• **WHAT THE EXERCISE ASKS**: Gather the lines that hold the string "image".

** START OF RECORDS SUPPLIED **

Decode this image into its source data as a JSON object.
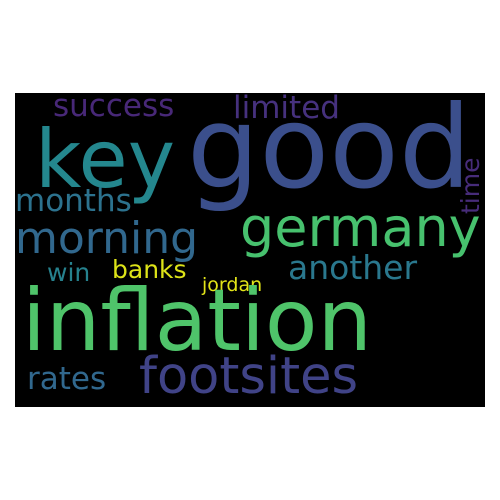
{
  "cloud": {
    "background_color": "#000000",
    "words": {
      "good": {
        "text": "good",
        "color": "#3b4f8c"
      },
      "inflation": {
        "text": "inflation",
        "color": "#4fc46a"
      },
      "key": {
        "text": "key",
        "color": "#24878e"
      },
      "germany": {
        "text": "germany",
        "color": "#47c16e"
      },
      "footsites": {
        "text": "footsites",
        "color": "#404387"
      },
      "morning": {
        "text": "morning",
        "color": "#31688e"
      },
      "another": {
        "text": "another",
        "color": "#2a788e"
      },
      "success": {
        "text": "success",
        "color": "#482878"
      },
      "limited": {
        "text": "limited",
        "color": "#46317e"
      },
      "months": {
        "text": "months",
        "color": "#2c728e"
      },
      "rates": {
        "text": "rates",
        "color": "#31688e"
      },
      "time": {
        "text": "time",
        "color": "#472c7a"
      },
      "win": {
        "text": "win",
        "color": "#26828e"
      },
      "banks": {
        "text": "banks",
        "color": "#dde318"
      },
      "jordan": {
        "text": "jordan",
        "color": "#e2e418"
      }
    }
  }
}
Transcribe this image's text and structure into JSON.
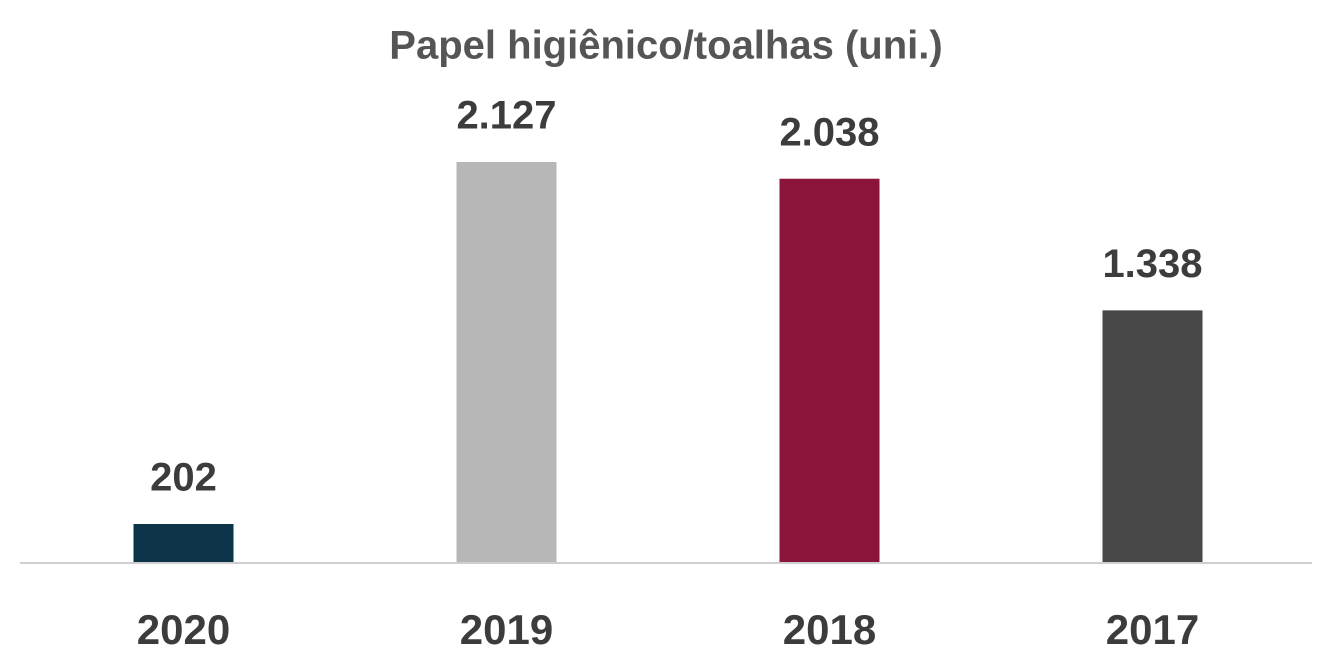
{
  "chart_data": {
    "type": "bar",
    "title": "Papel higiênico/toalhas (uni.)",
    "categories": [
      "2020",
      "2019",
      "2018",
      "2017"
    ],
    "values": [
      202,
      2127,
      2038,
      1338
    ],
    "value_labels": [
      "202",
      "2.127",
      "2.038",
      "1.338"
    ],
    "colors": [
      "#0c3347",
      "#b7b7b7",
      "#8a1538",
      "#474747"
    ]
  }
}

** END OF RECORDS SUPPLIED **

• **SOLVED EXERCISE**:
Decode this image into its source data as a JSON object.
Transcribe this image's text and structure into JSON.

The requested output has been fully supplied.